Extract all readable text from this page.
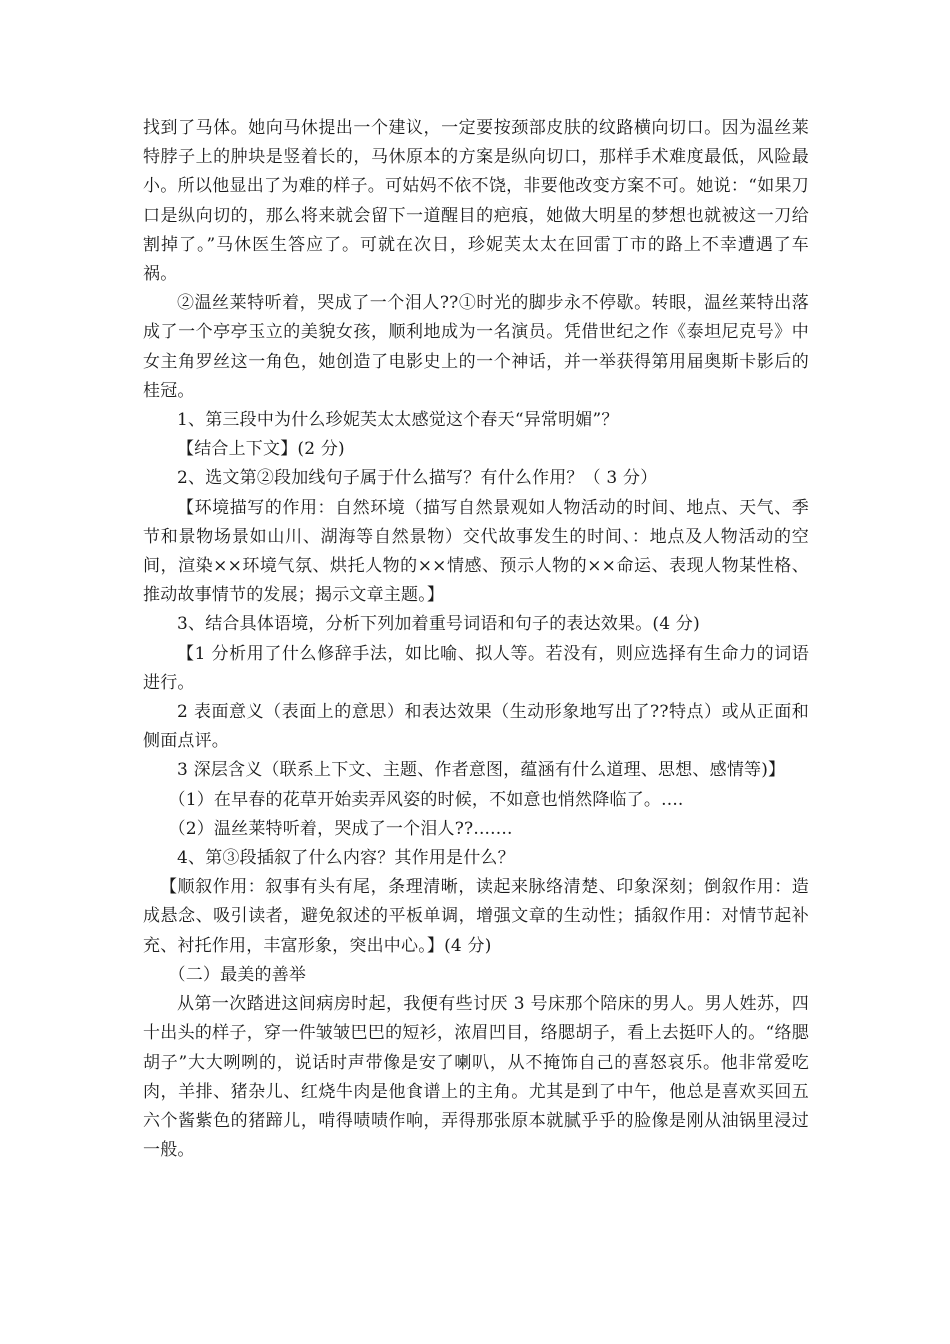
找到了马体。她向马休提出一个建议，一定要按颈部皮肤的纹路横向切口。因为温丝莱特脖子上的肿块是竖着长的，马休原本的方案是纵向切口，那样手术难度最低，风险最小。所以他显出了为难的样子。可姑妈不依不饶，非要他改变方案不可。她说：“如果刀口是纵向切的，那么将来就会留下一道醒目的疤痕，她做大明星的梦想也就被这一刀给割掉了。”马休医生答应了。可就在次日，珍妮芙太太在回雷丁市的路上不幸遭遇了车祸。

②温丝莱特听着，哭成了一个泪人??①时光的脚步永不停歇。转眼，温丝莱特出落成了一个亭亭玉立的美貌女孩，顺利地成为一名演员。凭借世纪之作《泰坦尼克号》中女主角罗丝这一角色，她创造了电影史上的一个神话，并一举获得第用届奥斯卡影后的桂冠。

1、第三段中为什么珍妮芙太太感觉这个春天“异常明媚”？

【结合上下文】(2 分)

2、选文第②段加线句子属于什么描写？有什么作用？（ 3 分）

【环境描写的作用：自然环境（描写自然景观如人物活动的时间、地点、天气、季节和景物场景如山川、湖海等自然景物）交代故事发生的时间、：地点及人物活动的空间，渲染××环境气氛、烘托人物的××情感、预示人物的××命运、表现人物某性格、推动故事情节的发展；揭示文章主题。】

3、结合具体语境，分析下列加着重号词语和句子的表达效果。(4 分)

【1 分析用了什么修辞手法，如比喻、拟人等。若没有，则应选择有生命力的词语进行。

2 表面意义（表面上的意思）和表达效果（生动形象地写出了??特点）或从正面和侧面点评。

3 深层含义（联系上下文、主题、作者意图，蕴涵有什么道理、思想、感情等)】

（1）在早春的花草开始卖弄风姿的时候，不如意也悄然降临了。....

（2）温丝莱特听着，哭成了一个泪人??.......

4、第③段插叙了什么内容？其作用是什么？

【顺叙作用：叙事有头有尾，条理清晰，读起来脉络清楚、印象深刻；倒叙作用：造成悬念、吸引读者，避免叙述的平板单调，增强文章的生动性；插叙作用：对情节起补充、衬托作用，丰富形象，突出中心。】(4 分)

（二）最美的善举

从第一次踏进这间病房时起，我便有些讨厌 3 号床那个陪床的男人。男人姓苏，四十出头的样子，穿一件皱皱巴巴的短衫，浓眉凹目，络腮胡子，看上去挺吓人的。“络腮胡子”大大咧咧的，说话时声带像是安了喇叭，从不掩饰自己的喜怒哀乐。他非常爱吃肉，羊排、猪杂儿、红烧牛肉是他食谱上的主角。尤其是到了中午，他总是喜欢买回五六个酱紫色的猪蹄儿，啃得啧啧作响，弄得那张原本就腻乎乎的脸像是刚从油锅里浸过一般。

::::::::

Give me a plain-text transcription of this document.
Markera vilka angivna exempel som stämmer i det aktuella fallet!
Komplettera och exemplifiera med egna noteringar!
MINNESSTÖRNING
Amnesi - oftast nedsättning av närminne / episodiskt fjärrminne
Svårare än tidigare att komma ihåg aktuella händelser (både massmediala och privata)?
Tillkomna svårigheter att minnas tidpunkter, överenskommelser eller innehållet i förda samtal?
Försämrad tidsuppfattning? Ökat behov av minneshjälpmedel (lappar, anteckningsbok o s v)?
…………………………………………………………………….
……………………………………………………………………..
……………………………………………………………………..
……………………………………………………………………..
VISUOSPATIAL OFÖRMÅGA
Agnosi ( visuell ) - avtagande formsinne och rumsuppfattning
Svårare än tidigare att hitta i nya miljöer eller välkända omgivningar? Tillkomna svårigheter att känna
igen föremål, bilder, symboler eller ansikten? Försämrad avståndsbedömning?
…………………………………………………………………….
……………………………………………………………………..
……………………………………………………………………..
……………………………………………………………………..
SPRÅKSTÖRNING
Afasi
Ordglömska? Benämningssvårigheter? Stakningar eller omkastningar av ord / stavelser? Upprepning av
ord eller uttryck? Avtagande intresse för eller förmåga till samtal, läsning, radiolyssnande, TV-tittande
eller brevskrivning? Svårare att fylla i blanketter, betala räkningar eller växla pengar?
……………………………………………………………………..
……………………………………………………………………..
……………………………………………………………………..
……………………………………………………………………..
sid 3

::::::::

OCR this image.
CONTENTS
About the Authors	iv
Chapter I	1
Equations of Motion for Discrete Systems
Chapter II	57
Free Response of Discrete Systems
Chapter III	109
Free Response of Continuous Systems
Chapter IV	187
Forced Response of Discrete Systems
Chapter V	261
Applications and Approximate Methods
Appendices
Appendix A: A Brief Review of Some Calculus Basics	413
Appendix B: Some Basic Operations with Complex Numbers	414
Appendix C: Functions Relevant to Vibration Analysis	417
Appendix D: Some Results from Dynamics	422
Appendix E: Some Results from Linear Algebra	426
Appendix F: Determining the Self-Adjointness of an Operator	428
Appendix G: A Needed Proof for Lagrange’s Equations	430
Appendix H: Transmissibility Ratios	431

::::::::

*GIVEN REQUEST*
For the data above, state how many lines contain "samtal"; the number is the whole answer.

*IN RESPONSE*
2